Quoted passage.
# Hiro and his brothers and sisters having there first birthday!



## Ans (Jan 4, 2008)

*Happy birthday my little Hiro.* 









*He is one of the nine wonders of Germany.*

http://picasaweb.google.nl/Ans.Surfer/Die9WunderHabenIhrenErstenGeburtstag










All nine wonders of Germany!


Huray!


I have my first birthday.


Is this for me?


Look what I have got.


I want to hold him....


I've got him


----------



## elregalohavanese (Jun 20, 2007)

*birthday*

Happy Birthday! What awesome pictures. thanks for sharing.


----------



## Judy A (Jan 13, 2007)

HAPPY BIRTHDAY and I agree...great pictures!


----------



## Ans (Jan 4, 2008)

*Also happy birthday to Audrey Rose ( Röschen ) of Germany!*








*Sister of Hiro.*


----------



## Ans (Jan 4, 2008)

Request 1.
Transcribe everything in the birthday thread from "## elregalohavanese (Jun" down to "I agree...great pictures!".
Request 2.
Carry on the birthday thread about Hiro from the point where it stops.

Stored rows.
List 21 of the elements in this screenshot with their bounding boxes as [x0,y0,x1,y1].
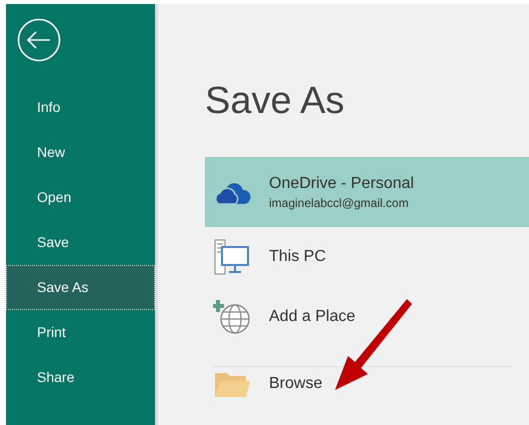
location-item[interactable]: This PC [205,227,529,287]
location-item[interactable]: OneDrive - Personal imaginelabccl@gmail.com [205,157,529,227]
account-email: imaginelabccl@gmail.com [269,196,410,210]
menu-item[interactable]: Print [6,310,155,355]
location-name: Browse [269,375,322,393]
location-name: OneDrive - Personal [269,174,414,192]
menu-item[interactable]: Save [6,220,155,265]
back-button[interactable] [17,18,61,62]
globe-add-icon [213,299,251,335]
menu-item[interactable]: Save As [6,265,155,310]
menu-item[interactable]: Info [6,85,155,130]
menu-item[interactable]: Open [6,175,155,220]
page-title: Save As [205,80,346,124]
computer-icon [214,239,250,275]
location-name: This PC [269,248,326,266]
folder-icon [214,370,250,398]
location-name: Add a Place [269,308,356,326]
location-item[interactable]: Add a Place [205,287,529,347]
menu-item[interactable]: New [6,130,155,175]
location-item[interactable]: Browse [205,367,529,401]
menu-item[interactable]: Share [6,355,155,400]
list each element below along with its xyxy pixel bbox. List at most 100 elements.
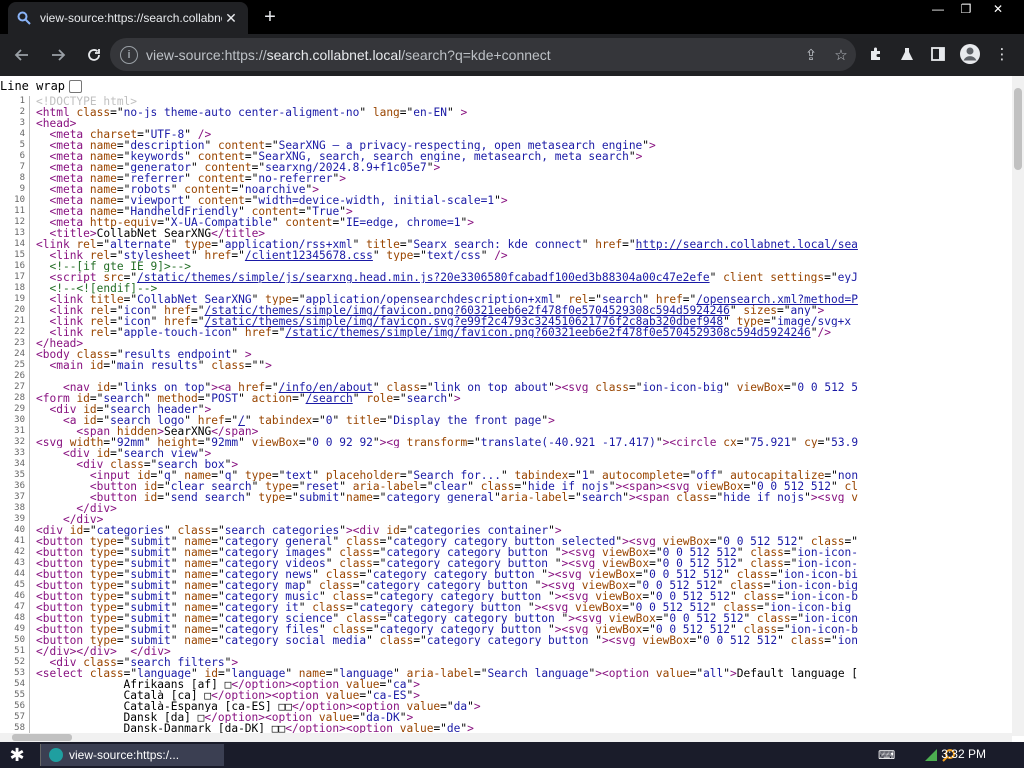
line-number: 24 [0, 349, 30, 360]
labs-flask-icon[interactable] [891, 38, 923, 70]
source-line: 40 <div id="categories" class="search_cat… [0, 525, 1012, 536]
line-wrap-checkbox[interactable] [69, 79, 83, 93]
vertical-scrollbar[interactable] [1012, 76, 1024, 736]
line-code: <div class="search_box"> [76, 459, 239, 470]
line-number: 44 [0, 569, 30, 580]
source-line: 9 <meta name="robots" content="noarchive… [0, 184, 1012, 195]
close-window-button[interactable]: ✕ [984, 0, 1012, 18]
horizontal-scroll-thumb[interactable] [12, 734, 72, 741]
line-number: 8 [0, 173, 30, 184]
line-code: <button type="submit" name="category_fil… [36, 624, 858, 635]
source-line: 16 <!--[if gte IE 9]>--> [0, 261, 1012, 272]
horizontal-scrollbar[interactable] [0, 733, 1012, 742]
restore-button[interactable]: ❐ [952, 0, 980, 18]
menu-kebab-icon[interactable]: ⋮ [986, 38, 1018, 70]
line-number: 29 [0, 404, 30, 415]
line-code: Dansk [da] □</option><option value="da-D… [36, 712, 414, 723]
start-menu-icon[interactable]: ✱ [0, 742, 34, 768]
taskbar-item-label: view-source:https:/... [69, 748, 180, 762]
line-number: 7 [0, 162, 30, 173]
source-line: 32 <svg width="92mm" height="92mm" viewBo… [0, 437, 1012, 448]
line-number: 10 [0, 195, 30, 206]
source-line: 43 <button type="submit" name="category_v… [0, 558, 1012, 569]
site-info-icon[interactable]: i [120, 45, 138, 64]
extensions-icon[interactable] [860, 38, 892, 70]
line-number: 37 [0, 492, 30, 503]
line-code: <svg width="92mm" height="92mm" viewBox=… [36, 437, 859, 448]
bookmark-star-icon[interactable]: ☆ [826, 46, 856, 64]
source-line: 7 <meta name="generator" content="searxn… [0, 162, 1012, 173]
line-code: <head> [36, 118, 77, 129]
source-line: 27 <nav id="links_on_top"><a href="/info… [0, 382, 1012, 393]
source-line: 42 <button type="submit" name="category_i… [0, 547, 1012, 558]
browser-tab[interactable]: view-source:https://search.collabnet... … [8, 2, 248, 34]
line-code: <input id="q" name="q" type="text" place… [89, 470, 859, 481]
source-line: 45 <button type="submit" name="category_m… [0, 580, 1012, 591]
source-line: 25 <main id="main_results" class=""> [0, 360, 1012, 371]
line-number: 45 [0, 580, 30, 591]
line-code: </head> [36, 338, 84, 349]
line-number: 9 [0, 184, 30, 195]
new-tab-button[interactable]: + [258, 6, 282, 28]
line-wrap-label: Line wrap [0, 79, 66, 93]
source-line: 23 </head> [0, 338, 1012, 349]
reload-button[interactable] [78, 39, 110, 71]
line-number: 28 [0, 393, 30, 404]
line-number: 1 [0, 96, 30, 107]
line-code: <link title="CollabNet SearXNG" type="ap… [49, 294, 858, 305]
line-number: 46 [0, 591, 30, 602]
line-code: </div> [76, 503, 117, 514]
line-code: Català [ca] □</option><option value="ca-… [36, 690, 421, 701]
source-line: 28 <form id="search" method="POST" action… [0, 393, 1012, 404]
line-wrap-control[interactable]: Line wrap [0, 79, 83, 93]
line-number: 25 [0, 360, 30, 371]
line-number: 43 [0, 558, 30, 569]
source-line: 46 <button type="submit" name="category_m… [0, 591, 1012, 602]
line-code: <button id="send_search" type="submit"na… [89, 492, 859, 503]
line-code: <button type="submit" name="category_vid… [36, 558, 858, 569]
line-code: </div></div> </div> [36, 646, 171, 657]
line-number: 27 [0, 382, 30, 393]
source-line: 15 <link rel="stylesheet" href="/client1… [0, 250, 1012, 261]
source-line: 21 <link rel="icon" href="/static/themes… [0, 316, 1012, 327]
line-code: <!--[if gte IE 9]>--> [49, 261, 191, 272]
source-line: 56 Català-Espanya [ca-ES] □□</option><op… [0, 701, 1012, 712]
side-panel-icon[interactable] [922, 38, 954, 70]
line-code: Català-Espanya [ca-ES] □□</option><optio… [36, 701, 481, 712]
line-number: 42 [0, 547, 30, 558]
source-line: 18 <!--<![endif]--> [0, 283, 1012, 294]
close-tab-icon[interactable]: ✕ [222, 10, 240, 27]
address-bar[interactable]: i view-source:https://search.collabnet.l… [110, 38, 856, 71]
source-code-view: 1 <!DOCTYPE html> 2 <html class="no-js them… [0, 96, 1012, 736]
line-number: 48 [0, 613, 30, 624]
line-number: 34 [0, 459, 30, 470]
source-line: 39 </div> [0, 514, 1012, 525]
source-line: 54 Afrikaans [af] □</option><option valu… [0, 679, 1012, 690]
source-line: 44 <button type="submit" name="category_n… [0, 569, 1012, 580]
line-code: <meta name="robots" content="noarchive"> [49, 184, 320, 195]
network-icon[interactable] [924, 745, 938, 765]
minimize-button[interactable]: — [924, 0, 952, 18]
url-text[interactable]: view-source:https://search.collabnet.loc… [146, 47, 796, 63]
source-line: 50 <button type="submit" name="category_s… [0, 635, 1012, 646]
taskbar-browser-item[interactable]: view-source:https:/... [40, 744, 224, 766]
line-number: 13 [0, 228, 30, 239]
forward-button[interactable] [42, 39, 74, 71]
back-button[interactable] [6, 39, 38, 71]
line-number: 54 [0, 679, 30, 690]
source-line: 3 <head> [0, 118, 1012, 129]
line-number: 18 [0, 283, 30, 294]
source-line: 17 <script src="/static/themes/simple/js… [0, 272, 1012, 283]
line-code: <main id="main_results" class=""> [49, 360, 272, 371]
line-number: 33 [0, 448, 30, 459]
view-source-page: Line wrap 1 <!DOCTYPE html> 2 <html class="… [0, 76, 1024, 742]
source-line: 33 <div id="search_view"> [0, 448, 1012, 459]
line-code: <div id="search_view"> [62, 448, 212, 459]
keyboard-icon[interactable]: ⌨ [878, 745, 895, 765]
profile-avatar-icon[interactable] [954, 38, 986, 70]
line-code: <link rel="icon" href="/static/themes/si… [49, 305, 825, 316]
line-code: <title>CollabNet SearXNG</title> [49, 228, 266, 239]
vertical-scroll-thumb[interactable] [1014, 88, 1022, 170]
share-icon[interactable]: ⇪ [796, 46, 826, 64]
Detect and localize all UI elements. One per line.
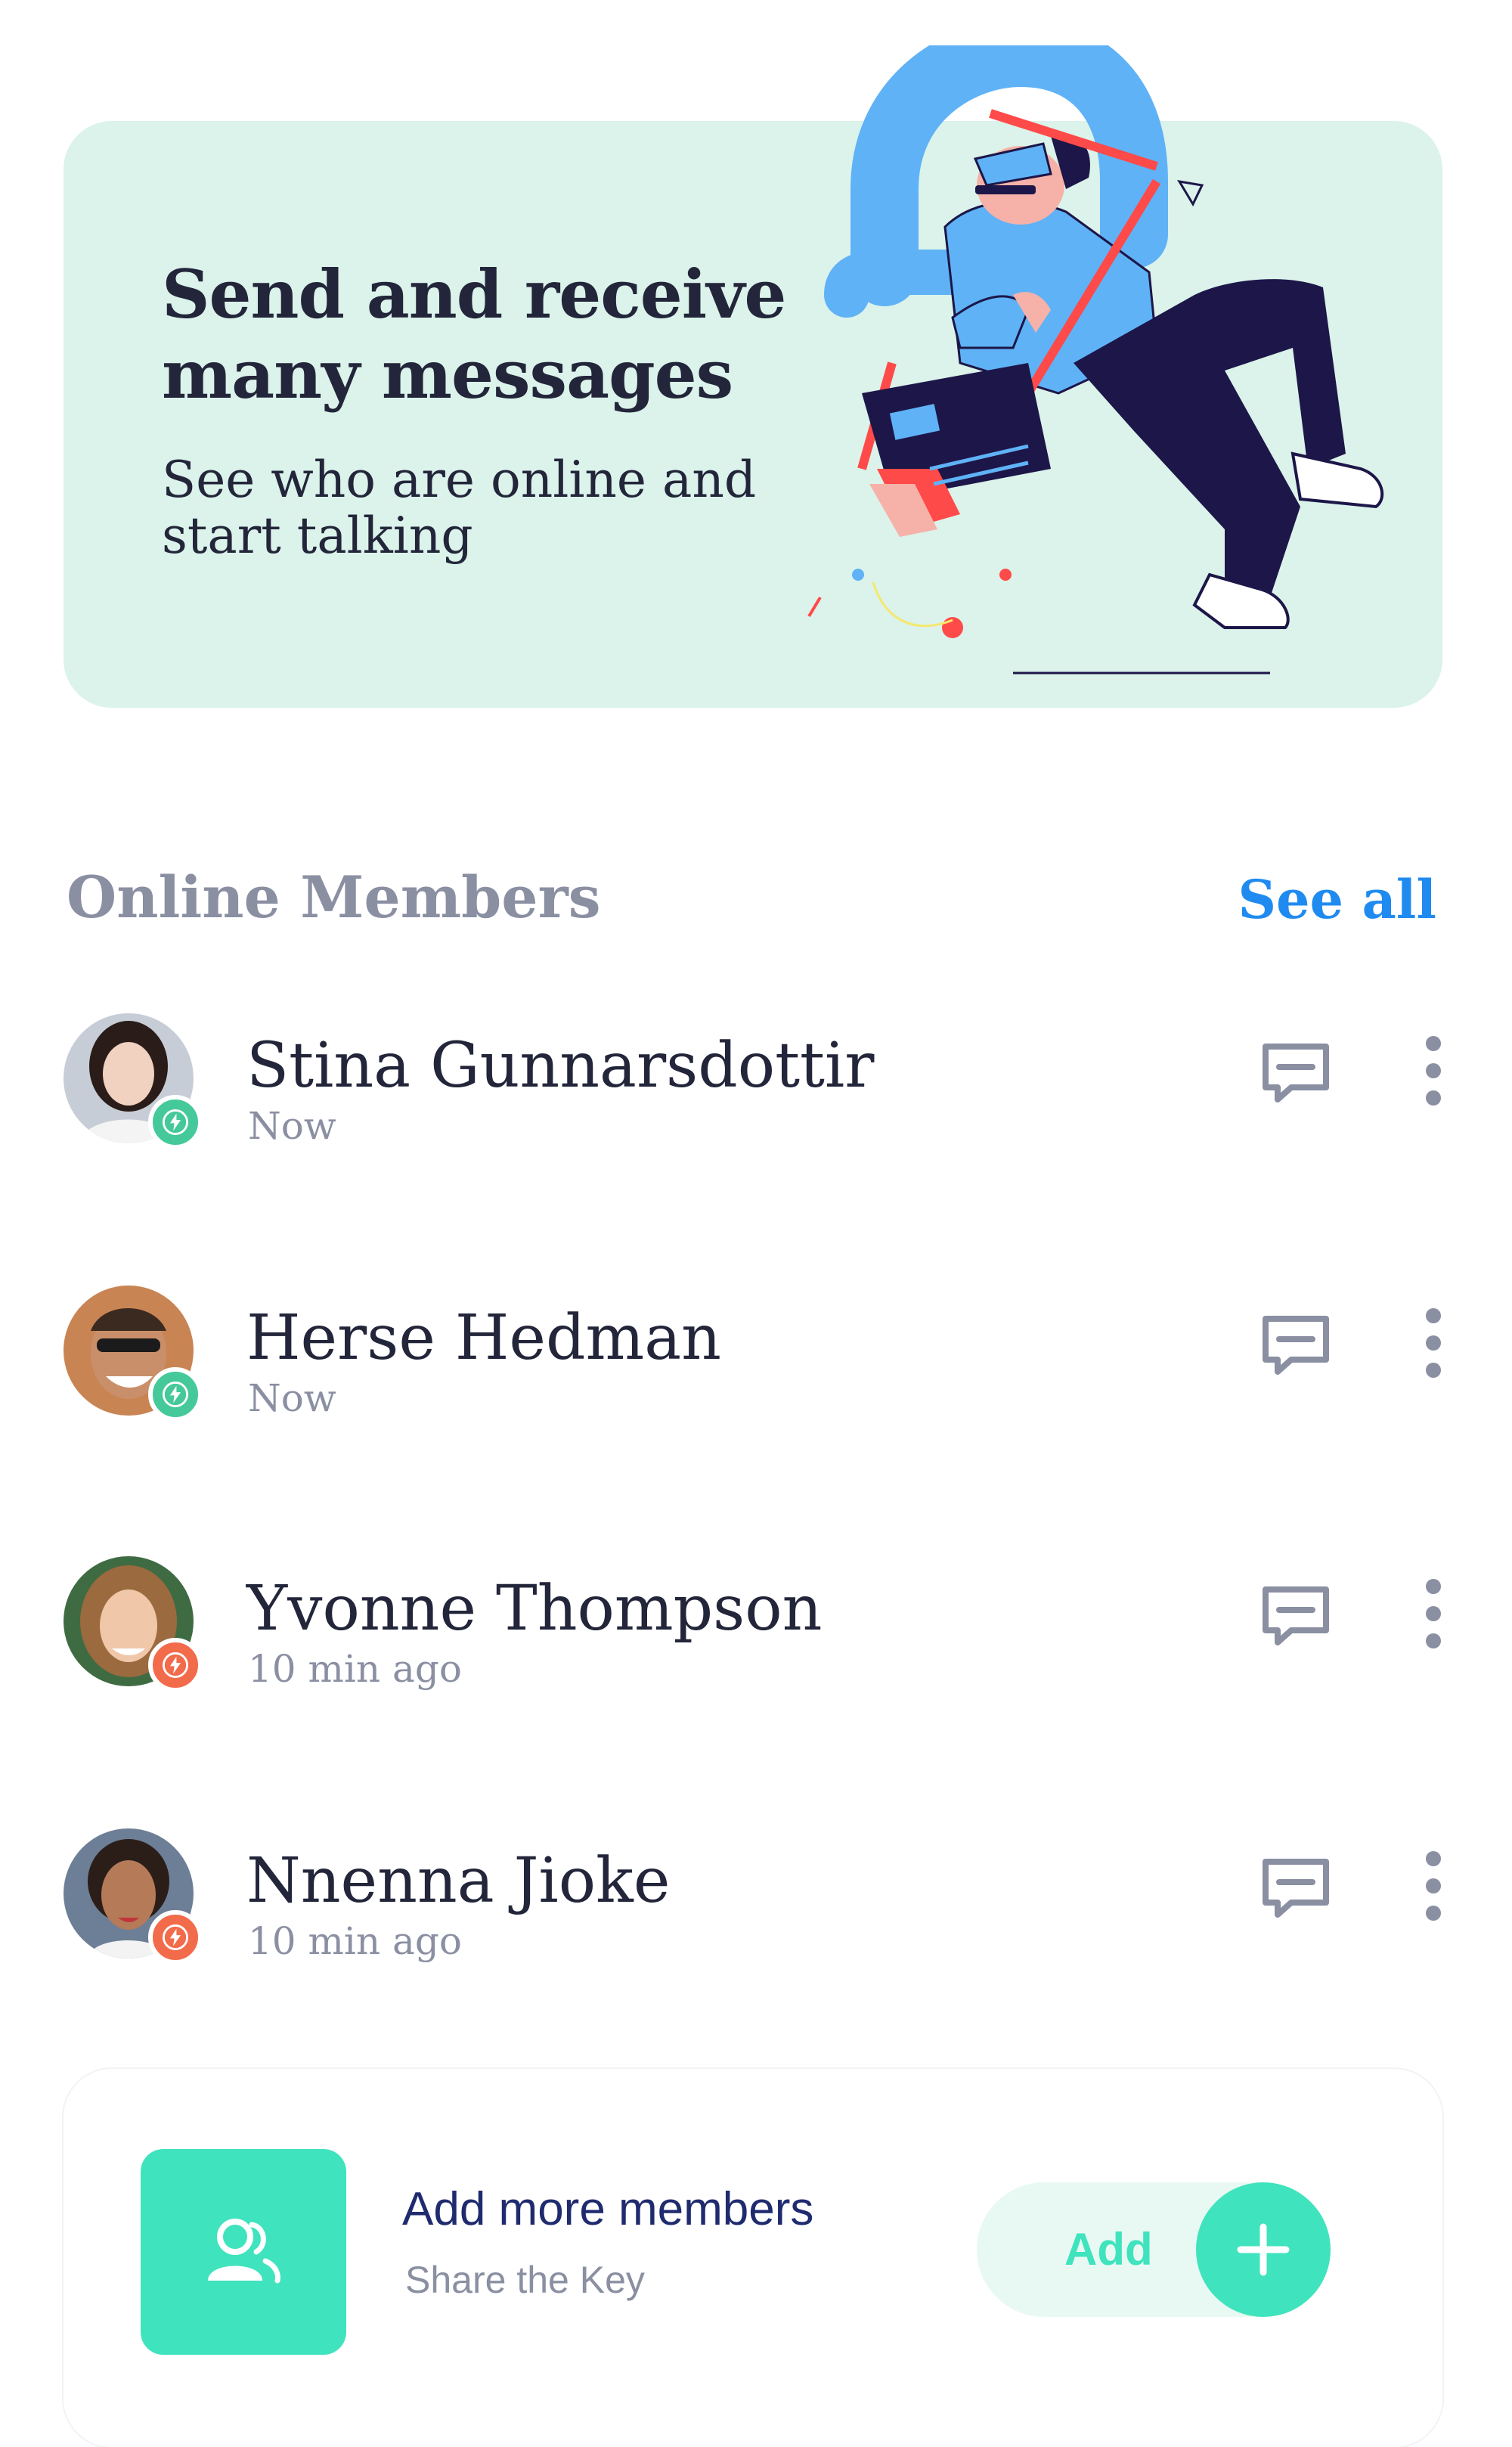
away-status-badge — [148, 1910, 203, 1965]
more-vertical-icon[interactable] — [1418, 1033, 1448, 1109]
more-vertical-icon[interactable] — [1418, 1848, 1448, 1924]
lightning-icon — [163, 1652, 188, 1678]
add-members-title: Add more members — [402, 2183, 814, 2235]
add-button[interactable]: Add — [977, 2182, 1331, 2317]
member-last-seen: 10 min ago — [248, 1919, 462, 1963]
user-group-icon — [208, 2219, 280, 2284]
add-members-subtitle: Share the Key — [405, 2259, 645, 2301]
member-row[interactable]: Yvonne Thompson 10 min ago — [64, 1556, 1455, 1700]
message-icon[interactable] — [1258, 1308, 1334, 1384]
lightning-icon — [163, 1382, 188, 1407]
lightning-icon — [163, 1109, 188, 1135]
mail-carrier-illustration — [807, 45, 1384, 675]
member-name: Nnenna Jioke — [246, 1845, 671, 1917]
member-name: Yvonne Thompson — [246, 1573, 823, 1645]
add-members-card: Add more members Share the Key Add — [64, 2069, 1442, 2447]
member-last-seen: Now — [248, 1376, 336, 1420]
message-icon[interactable] — [1258, 1036, 1334, 1112]
member-name: Herse Hedman — [246, 1302, 721, 1374]
member-last-seen: 10 min ago — [248, 1647, 462, 1691]
member-row[interactable]: Herse Hedman Now — [64, 1286, 1455, 1429]
more-vertical-icon[interactable] — [1418, 1305, 1448, 1381]
away-status-badge — [148, 1638, 203, 1692]
add-button-label: Add — [1064, 2224, 1153, 2275]
hero-title: Send and receive many messages — [162, 255, 786, 414]
add-members-icon-box — [141, 2149, 346, 2355]
member-row[interactable]: Nnenna Jioke 10 min ago — [64, 1828, 1455, 1972]
message-icon[interactable] — [1258, 1851, 1334, 1927]
lightning-icon — [163, 1924, 188, 1950]
member-last-seen: Now — [248, 1104, 336, 1148]
more-vertical-icon[interactable] — [1418, 1576, 1448, 1651]
hero-subtitle: See who are online and start talking — [162, 451, 757, 565]
member-name: Stina Gunnarsdottir — [246, 1030, 875, 1102]
message-icon[interactable] — [1258, 1579, 1334, 1655]
plus-icon[interactable] — [1196, 2182, 1331, 2317]
online-status-badge — [148, 1367, 203, 1422]
member-row[interactable]: Stina Gunnarsdottir Now — [64, 1013, 1455, 1157]
online-members-title: Online Members — [67, 864, 601, 931]
online-status-badge — [148, 1095, 203, 1149]
see-all-link[interactable]: See all — [1238, 868, 1436, 931]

Task output 1.
## elregalohavanese (Jun 20, 2007)

*birthday*

Happy Birthday! What awesome pictures. thanks for sharing.


----------



## Judy A (Jan 13, 2007)

HAPPY BIRTHDAY and I agree...great pictures!

Task output 2.
*Also happy birthday to Clyde of Germany!*
*Brother of Hiro.*


----------



## Brady's mom (Dec 1, 2006)

Happy Birthday all! Great pictures!


----------



## anneks (Mar 13, 2007)

Happy Birthday to everyone!!! You are lucky you are so far away of I might just come steal that adorable Hiro! I love all the pictures of him, he's beautiful.


----------



## ama0722 (Nov 28, 2006)

Happy Birthday Hiro! He is so adorable! I think he really liked his presents as well.

Amanda


----------



## Posh's Mom (Dec 20, 2007)

Happy Birthday Hiro! Love all the pics. What a cutie.


----------



## maryam187 (Jul 18, 2007)

*Happy Birthday to all 9 wonders!*


----------



## Lina (Apr 26, 2007)

arty: Happy Birthday to the 9 wonders! arty:


----------



## CinnCinn (Mar 30, 2007)

Happy Birthday Hiro! Great photos!!


----------



## Beamer (Jan 29, 2007)

Happy Birthday to all!

Ryan


----------



## Me&2Girls (May 11, 2007)

Happy birthday - I love his new toy and obviously he does too.


----------



## Sissygirl (Aug 8, 2007)

HAPPY BIRTHDAY!!!! LOVE THE PICS - THANKS FOR SHARING!!!!!


----------



## mckennasedona (Feb 20, 2007)

Happy Birthday, Hiro!! 
He's beautiful!


----------



## juliav (Nov 21, 2006)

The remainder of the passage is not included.